- [INSTRUCTION] Give the count of lines holding the string "Volume" and nothing else.
* Begin DATASET ENTRIES *
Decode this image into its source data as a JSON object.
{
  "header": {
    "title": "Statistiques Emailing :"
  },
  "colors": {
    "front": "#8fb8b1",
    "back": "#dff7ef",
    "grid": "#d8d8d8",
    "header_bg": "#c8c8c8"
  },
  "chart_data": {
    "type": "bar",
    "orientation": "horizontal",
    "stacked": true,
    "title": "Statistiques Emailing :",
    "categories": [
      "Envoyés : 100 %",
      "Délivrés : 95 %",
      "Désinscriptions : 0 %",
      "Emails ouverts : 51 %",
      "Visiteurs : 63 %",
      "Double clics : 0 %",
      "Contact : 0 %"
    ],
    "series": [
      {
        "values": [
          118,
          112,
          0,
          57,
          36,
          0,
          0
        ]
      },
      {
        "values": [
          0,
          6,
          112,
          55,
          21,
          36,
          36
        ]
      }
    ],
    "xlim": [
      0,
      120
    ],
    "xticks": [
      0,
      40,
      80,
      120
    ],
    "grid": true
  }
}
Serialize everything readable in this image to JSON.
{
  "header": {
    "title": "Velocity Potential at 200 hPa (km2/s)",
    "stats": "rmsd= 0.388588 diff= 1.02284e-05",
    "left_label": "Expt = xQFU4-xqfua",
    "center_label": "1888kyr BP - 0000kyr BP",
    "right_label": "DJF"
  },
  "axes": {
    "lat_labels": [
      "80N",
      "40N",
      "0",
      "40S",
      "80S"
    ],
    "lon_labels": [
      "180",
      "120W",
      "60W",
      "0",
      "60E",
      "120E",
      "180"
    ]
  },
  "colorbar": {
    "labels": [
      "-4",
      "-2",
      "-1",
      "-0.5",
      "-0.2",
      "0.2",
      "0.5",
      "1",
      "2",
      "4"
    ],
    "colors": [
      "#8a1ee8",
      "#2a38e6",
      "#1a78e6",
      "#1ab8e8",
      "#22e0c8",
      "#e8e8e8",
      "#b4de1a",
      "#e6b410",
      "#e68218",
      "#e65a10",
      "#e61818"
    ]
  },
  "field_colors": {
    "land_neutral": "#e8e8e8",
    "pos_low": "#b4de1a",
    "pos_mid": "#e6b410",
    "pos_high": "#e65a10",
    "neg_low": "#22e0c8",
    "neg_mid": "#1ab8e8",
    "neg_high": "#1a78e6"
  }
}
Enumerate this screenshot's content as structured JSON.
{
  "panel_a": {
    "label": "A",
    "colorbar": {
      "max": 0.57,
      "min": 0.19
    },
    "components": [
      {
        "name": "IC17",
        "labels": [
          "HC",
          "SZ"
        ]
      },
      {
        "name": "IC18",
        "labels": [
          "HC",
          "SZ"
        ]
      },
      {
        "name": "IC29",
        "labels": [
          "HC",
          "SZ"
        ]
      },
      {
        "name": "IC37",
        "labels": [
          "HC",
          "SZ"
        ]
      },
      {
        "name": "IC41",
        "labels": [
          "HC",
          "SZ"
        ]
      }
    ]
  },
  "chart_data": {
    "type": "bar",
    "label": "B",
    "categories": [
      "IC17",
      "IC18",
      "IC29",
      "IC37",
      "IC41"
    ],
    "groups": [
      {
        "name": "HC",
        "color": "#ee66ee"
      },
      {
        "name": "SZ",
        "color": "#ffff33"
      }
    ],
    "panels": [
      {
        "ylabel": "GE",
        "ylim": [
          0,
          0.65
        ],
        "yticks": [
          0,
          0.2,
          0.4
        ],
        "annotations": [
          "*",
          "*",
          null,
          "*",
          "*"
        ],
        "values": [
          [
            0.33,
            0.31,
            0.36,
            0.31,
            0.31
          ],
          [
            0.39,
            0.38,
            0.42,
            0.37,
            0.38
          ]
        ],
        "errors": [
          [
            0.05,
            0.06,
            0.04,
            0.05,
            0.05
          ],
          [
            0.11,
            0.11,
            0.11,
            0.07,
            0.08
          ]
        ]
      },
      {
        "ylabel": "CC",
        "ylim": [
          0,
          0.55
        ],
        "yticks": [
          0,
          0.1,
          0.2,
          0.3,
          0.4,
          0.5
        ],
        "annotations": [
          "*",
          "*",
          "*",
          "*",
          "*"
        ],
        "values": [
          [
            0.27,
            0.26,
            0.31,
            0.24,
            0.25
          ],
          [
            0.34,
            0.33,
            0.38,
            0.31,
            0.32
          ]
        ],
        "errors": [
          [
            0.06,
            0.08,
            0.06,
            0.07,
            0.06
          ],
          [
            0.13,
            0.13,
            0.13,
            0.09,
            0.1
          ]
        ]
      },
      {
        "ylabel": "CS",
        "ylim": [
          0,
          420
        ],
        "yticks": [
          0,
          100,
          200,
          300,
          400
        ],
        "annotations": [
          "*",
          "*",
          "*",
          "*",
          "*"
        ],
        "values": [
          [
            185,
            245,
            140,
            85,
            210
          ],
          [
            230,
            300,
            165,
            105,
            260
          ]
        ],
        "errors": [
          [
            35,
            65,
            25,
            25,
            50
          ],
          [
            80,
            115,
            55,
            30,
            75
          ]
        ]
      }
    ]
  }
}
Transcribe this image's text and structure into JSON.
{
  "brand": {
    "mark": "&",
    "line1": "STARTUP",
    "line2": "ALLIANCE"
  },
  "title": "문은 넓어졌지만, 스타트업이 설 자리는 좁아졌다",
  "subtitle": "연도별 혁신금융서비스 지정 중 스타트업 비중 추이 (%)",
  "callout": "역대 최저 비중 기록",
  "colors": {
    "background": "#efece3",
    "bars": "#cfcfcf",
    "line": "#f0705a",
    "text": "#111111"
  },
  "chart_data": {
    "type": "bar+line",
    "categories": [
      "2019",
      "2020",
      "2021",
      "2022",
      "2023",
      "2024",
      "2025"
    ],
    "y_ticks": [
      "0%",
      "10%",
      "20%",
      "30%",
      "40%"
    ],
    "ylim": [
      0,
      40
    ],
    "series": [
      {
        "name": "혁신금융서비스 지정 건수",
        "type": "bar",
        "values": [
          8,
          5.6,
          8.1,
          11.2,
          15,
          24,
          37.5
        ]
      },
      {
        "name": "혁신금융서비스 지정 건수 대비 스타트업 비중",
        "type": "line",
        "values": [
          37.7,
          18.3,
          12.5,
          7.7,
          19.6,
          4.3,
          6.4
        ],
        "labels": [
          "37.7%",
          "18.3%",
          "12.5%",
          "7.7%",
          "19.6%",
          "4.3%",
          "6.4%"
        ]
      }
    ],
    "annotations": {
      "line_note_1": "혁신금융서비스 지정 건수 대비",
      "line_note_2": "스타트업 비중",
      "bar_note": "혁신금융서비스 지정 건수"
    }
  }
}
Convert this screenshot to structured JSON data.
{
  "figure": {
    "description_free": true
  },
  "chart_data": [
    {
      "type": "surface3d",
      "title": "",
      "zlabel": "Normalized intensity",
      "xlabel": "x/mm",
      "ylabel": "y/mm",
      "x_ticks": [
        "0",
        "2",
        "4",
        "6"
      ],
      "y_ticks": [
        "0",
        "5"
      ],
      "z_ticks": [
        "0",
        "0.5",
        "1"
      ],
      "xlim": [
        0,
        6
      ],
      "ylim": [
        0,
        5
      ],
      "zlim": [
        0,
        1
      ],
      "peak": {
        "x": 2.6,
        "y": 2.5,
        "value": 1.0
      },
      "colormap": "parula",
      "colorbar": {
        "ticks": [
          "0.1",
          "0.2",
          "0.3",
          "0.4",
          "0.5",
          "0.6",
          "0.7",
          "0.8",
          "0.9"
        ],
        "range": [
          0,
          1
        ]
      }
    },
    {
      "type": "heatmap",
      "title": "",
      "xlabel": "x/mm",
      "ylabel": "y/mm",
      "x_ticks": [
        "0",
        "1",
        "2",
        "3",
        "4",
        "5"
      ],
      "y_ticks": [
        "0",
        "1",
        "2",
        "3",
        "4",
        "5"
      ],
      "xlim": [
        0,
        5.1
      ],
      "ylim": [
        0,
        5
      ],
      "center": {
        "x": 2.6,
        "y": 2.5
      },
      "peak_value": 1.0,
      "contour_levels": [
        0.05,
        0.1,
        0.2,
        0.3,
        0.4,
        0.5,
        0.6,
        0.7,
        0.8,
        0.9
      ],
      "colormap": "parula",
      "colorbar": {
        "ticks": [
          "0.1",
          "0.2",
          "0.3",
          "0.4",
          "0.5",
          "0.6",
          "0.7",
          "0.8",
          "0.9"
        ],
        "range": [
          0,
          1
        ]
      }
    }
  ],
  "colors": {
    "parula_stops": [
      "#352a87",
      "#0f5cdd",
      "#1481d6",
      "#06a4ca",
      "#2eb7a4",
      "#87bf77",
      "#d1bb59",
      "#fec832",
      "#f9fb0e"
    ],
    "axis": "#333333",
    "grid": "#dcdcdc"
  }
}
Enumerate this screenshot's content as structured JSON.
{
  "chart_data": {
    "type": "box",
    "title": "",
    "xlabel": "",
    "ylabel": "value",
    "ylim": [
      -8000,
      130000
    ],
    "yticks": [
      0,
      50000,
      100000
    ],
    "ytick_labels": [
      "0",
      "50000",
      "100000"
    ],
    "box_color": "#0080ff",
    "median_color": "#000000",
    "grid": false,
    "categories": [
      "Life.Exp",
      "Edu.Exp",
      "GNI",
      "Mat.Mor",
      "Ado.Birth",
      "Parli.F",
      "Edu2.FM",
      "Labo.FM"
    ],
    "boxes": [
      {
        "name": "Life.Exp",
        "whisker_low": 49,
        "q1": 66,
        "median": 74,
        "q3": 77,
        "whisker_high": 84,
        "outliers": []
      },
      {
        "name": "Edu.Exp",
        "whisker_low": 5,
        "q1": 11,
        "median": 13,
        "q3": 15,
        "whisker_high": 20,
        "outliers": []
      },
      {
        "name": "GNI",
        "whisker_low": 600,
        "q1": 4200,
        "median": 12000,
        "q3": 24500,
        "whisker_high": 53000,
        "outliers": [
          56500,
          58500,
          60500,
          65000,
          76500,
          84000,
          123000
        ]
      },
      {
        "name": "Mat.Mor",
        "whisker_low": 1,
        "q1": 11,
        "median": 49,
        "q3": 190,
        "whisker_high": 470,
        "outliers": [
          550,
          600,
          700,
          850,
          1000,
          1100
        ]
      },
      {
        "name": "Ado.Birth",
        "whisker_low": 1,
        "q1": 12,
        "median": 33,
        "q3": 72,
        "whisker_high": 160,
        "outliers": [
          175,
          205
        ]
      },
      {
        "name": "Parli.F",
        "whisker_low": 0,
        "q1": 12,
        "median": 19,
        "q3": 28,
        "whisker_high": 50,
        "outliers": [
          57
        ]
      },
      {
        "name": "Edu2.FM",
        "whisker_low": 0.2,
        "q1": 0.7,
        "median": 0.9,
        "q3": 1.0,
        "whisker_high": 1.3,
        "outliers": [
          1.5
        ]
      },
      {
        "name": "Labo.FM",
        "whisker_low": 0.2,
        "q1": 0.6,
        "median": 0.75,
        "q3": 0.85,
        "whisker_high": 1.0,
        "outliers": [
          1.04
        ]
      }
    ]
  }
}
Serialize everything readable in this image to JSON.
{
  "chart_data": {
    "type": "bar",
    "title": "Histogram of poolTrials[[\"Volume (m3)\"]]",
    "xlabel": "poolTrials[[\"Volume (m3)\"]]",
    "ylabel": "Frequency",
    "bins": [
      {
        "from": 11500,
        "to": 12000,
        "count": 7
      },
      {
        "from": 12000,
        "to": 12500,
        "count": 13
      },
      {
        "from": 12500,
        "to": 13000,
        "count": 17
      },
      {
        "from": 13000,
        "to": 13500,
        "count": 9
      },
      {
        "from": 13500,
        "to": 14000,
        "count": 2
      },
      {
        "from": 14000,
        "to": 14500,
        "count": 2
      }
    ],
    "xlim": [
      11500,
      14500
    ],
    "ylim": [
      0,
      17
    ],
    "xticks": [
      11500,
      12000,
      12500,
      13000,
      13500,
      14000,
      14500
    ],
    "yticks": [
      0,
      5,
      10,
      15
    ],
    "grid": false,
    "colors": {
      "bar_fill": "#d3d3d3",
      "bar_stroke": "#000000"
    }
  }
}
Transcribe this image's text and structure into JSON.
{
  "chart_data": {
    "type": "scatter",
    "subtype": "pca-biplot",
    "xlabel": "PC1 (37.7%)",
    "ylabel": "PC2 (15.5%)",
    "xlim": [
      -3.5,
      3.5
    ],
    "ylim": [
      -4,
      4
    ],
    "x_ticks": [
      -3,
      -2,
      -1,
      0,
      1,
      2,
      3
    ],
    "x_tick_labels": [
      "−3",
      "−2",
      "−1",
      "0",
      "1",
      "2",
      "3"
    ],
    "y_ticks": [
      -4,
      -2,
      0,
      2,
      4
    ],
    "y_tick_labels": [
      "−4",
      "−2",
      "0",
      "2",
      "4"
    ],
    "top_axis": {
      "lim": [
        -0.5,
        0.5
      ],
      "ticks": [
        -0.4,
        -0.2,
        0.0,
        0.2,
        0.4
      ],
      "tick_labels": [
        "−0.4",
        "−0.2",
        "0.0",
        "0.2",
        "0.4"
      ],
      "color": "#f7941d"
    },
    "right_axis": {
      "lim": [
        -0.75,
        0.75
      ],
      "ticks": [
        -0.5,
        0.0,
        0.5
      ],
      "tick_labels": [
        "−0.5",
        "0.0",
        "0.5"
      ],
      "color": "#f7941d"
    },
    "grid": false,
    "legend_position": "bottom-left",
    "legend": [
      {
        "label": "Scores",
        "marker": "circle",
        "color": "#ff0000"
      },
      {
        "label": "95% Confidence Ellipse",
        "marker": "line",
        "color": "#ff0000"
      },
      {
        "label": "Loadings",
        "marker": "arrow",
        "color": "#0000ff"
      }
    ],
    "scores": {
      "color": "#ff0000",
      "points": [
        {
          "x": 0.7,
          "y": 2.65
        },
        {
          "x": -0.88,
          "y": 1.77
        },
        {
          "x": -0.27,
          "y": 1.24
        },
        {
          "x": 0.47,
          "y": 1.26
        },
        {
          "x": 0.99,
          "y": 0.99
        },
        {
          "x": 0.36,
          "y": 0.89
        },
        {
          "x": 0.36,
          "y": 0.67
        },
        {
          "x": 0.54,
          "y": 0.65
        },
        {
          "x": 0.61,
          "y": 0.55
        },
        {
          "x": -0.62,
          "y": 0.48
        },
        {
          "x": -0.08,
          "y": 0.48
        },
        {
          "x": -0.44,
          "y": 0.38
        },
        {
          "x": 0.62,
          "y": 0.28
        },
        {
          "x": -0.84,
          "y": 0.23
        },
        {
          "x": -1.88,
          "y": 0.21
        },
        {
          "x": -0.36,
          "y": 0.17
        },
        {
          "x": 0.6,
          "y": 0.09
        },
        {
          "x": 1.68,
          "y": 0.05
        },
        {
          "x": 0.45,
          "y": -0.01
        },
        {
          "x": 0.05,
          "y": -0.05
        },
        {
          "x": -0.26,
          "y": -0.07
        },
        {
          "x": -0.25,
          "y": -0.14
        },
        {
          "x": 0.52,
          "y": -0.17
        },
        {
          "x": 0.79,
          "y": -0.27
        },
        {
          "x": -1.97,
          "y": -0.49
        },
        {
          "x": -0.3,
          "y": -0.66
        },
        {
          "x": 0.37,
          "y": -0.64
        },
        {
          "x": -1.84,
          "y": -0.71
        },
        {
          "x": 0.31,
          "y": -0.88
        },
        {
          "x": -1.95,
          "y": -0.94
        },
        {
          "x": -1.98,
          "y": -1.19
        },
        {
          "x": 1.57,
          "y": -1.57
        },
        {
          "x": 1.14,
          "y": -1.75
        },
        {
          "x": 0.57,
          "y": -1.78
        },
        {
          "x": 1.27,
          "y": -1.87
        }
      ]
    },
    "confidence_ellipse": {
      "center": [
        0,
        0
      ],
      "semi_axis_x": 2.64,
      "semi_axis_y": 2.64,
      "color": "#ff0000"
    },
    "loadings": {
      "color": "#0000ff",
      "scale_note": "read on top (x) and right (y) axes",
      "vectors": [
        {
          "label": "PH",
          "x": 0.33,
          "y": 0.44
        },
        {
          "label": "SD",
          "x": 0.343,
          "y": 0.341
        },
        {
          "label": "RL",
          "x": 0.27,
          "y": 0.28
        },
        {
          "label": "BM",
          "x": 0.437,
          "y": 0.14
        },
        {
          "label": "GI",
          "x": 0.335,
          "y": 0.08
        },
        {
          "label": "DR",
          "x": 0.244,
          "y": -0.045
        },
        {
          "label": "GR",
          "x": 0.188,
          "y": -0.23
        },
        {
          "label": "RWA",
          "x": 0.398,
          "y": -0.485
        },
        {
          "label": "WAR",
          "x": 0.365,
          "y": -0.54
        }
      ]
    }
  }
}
* End DATASET ENTRIES *
- [EXPECTED OUTPUT] 2